Given problem |
Find every line with the string "Commute" in it, count them, and reply with that count only.

^^^^^^^^^^^^^^^^

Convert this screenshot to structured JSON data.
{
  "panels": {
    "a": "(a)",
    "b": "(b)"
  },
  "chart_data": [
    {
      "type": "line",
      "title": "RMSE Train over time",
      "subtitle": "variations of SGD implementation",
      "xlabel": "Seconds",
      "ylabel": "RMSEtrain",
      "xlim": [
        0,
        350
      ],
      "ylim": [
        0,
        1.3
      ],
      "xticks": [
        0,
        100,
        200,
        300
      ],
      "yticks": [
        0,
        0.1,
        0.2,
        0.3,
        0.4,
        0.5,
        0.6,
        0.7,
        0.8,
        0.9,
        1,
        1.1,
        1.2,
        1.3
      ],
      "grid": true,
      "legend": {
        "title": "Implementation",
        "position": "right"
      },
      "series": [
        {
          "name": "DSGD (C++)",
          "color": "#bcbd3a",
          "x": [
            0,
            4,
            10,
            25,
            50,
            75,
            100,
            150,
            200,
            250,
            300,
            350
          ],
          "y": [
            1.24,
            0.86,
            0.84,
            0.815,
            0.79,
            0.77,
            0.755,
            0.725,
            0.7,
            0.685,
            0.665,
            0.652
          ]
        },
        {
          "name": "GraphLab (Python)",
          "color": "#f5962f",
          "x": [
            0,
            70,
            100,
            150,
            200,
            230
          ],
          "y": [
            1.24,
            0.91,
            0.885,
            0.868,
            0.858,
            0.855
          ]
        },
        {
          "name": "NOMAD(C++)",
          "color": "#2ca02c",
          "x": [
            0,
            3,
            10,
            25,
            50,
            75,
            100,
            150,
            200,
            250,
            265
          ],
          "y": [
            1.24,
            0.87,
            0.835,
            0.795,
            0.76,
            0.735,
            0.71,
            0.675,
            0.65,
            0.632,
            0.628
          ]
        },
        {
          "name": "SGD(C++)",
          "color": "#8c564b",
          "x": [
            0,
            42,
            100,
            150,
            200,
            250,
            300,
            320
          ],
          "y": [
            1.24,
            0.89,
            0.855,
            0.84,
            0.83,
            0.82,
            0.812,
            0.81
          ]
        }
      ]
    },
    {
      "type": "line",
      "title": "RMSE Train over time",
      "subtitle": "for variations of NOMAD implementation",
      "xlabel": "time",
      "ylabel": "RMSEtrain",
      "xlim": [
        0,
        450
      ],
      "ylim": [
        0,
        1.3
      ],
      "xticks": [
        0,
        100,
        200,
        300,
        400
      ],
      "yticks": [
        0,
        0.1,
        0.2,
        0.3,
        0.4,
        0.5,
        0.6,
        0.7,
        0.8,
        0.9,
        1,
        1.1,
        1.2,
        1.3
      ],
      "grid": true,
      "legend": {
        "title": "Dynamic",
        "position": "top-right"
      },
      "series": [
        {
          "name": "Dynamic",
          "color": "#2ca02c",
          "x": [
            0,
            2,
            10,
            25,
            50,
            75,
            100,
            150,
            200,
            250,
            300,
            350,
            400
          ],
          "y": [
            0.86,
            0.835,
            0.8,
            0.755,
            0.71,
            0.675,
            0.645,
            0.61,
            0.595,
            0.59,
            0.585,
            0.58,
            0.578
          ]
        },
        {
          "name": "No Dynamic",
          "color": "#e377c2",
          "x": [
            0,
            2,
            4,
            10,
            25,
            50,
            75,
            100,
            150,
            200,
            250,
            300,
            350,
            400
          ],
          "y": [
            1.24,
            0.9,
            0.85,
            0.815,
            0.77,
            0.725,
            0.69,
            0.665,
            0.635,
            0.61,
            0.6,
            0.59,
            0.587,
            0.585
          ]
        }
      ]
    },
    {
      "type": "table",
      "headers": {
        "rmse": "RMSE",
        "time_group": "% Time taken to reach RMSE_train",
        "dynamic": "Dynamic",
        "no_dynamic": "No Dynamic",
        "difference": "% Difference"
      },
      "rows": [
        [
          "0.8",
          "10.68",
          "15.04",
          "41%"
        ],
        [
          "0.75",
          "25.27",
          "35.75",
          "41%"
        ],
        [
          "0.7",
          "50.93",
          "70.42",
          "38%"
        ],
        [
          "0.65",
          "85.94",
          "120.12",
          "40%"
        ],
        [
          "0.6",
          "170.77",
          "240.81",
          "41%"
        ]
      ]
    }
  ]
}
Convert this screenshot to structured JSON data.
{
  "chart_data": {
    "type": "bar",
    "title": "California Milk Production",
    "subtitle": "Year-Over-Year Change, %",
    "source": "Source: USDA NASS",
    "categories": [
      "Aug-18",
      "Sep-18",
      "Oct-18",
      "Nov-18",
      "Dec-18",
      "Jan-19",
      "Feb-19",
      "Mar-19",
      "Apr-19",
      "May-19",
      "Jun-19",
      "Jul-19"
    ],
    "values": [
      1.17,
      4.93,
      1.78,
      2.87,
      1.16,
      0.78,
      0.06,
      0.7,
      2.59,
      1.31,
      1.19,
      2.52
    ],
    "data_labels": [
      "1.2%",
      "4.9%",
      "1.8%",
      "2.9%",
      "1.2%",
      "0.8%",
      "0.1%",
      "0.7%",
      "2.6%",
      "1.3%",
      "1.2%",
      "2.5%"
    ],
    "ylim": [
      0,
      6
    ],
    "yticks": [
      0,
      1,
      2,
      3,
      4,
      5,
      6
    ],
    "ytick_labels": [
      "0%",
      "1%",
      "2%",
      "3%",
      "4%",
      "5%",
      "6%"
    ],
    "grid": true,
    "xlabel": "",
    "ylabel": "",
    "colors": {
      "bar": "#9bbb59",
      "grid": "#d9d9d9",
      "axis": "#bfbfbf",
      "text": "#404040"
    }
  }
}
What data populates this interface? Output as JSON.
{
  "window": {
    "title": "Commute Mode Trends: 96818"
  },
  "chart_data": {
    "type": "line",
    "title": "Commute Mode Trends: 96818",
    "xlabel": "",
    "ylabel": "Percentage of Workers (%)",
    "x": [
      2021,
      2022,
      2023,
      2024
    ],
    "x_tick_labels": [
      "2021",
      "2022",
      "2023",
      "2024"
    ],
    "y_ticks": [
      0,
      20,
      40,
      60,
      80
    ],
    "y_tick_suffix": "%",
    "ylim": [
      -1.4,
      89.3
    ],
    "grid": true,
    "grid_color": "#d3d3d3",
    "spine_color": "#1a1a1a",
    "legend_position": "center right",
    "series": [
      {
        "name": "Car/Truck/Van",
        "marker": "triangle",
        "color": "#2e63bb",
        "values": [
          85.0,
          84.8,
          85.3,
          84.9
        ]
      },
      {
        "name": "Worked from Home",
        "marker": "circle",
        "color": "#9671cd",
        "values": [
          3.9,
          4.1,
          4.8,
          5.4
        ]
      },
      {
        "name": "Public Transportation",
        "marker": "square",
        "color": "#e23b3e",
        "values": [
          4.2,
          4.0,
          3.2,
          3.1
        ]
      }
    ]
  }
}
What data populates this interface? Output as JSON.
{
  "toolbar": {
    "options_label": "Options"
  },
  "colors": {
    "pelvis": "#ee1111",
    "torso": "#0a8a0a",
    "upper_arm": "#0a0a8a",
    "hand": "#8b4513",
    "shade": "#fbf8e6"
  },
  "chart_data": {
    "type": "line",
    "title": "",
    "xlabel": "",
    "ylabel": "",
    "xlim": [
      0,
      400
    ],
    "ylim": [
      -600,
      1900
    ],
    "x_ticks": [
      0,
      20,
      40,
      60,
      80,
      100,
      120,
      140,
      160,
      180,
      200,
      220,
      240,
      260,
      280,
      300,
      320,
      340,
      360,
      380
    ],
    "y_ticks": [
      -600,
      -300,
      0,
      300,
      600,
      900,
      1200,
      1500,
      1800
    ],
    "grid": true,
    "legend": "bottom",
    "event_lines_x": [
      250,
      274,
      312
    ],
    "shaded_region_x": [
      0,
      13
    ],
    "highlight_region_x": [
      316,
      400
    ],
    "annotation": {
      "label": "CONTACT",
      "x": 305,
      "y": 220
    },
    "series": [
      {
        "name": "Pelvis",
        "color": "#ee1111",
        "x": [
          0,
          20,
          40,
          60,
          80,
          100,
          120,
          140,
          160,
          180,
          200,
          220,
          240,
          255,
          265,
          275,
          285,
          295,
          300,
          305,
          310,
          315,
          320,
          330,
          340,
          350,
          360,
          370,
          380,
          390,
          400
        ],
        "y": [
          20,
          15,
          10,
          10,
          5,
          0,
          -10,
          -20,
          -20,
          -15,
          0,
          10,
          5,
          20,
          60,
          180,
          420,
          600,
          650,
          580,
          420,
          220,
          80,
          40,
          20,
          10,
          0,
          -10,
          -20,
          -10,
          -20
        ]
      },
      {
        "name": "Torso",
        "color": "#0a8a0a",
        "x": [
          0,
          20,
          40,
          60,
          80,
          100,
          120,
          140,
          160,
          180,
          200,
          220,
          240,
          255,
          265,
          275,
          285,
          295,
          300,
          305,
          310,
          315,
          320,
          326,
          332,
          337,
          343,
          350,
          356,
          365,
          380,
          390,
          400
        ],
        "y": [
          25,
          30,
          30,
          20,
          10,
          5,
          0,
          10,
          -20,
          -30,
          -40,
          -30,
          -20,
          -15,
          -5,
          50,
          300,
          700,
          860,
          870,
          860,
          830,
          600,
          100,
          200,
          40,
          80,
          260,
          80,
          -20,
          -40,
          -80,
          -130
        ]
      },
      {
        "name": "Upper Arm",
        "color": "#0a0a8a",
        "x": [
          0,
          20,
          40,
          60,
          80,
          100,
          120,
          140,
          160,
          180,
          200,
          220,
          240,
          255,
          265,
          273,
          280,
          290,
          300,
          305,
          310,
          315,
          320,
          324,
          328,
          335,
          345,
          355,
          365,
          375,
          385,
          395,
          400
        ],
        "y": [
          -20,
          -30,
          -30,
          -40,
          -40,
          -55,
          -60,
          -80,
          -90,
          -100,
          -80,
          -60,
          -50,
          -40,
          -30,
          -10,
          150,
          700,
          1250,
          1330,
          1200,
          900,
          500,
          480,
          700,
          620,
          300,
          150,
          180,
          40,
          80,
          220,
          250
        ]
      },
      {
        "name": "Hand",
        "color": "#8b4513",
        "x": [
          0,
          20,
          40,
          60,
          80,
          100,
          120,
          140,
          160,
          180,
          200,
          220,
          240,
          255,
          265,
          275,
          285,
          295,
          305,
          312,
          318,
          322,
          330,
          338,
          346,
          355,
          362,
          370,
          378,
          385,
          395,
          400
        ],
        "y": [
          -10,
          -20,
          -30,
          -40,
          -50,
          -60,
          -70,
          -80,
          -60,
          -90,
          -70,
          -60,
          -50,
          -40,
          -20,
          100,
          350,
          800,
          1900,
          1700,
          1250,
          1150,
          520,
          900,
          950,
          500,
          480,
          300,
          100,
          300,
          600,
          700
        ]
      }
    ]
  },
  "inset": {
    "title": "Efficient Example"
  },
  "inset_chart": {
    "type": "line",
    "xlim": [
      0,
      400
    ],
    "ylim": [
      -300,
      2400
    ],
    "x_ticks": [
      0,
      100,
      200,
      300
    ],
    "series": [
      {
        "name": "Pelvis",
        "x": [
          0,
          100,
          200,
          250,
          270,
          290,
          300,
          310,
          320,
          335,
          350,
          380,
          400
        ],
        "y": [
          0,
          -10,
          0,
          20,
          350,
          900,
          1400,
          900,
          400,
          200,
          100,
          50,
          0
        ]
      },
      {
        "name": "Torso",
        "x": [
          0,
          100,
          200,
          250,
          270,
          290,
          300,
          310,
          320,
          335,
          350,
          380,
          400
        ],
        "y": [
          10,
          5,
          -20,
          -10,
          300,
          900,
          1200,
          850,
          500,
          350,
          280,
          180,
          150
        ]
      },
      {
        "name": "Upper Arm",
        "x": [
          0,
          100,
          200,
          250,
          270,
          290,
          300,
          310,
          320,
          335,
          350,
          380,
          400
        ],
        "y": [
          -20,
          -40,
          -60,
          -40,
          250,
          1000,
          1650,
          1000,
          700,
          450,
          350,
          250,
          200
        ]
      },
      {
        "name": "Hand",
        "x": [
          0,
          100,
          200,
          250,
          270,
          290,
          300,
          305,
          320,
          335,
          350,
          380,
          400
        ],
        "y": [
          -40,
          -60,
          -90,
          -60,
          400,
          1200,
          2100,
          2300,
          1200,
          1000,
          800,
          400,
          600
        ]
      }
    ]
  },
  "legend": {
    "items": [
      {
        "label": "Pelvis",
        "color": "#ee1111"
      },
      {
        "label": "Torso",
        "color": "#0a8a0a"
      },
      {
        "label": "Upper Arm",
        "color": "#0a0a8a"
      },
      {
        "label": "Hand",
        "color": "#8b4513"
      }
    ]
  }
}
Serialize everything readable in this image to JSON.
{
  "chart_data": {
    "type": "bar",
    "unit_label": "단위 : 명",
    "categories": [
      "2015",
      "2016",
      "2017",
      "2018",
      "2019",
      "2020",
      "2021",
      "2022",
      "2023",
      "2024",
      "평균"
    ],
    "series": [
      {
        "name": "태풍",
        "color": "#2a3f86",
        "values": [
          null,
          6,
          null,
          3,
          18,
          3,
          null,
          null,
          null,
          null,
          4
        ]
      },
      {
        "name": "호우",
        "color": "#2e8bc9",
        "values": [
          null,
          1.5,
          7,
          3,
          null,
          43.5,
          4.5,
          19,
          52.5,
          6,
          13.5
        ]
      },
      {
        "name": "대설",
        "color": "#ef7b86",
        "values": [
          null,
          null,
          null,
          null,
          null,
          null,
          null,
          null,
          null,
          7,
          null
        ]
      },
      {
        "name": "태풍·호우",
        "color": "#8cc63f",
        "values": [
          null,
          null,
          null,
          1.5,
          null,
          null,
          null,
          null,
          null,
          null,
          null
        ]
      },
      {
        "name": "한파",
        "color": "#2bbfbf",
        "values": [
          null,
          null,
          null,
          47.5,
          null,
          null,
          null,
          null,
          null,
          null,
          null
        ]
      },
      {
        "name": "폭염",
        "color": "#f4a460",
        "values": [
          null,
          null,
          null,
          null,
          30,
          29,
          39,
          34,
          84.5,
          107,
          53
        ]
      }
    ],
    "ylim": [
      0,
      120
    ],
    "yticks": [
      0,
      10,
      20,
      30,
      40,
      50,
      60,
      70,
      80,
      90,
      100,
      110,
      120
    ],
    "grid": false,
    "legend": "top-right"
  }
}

^^^^^^^^^^^^^^^^

Task answer |
2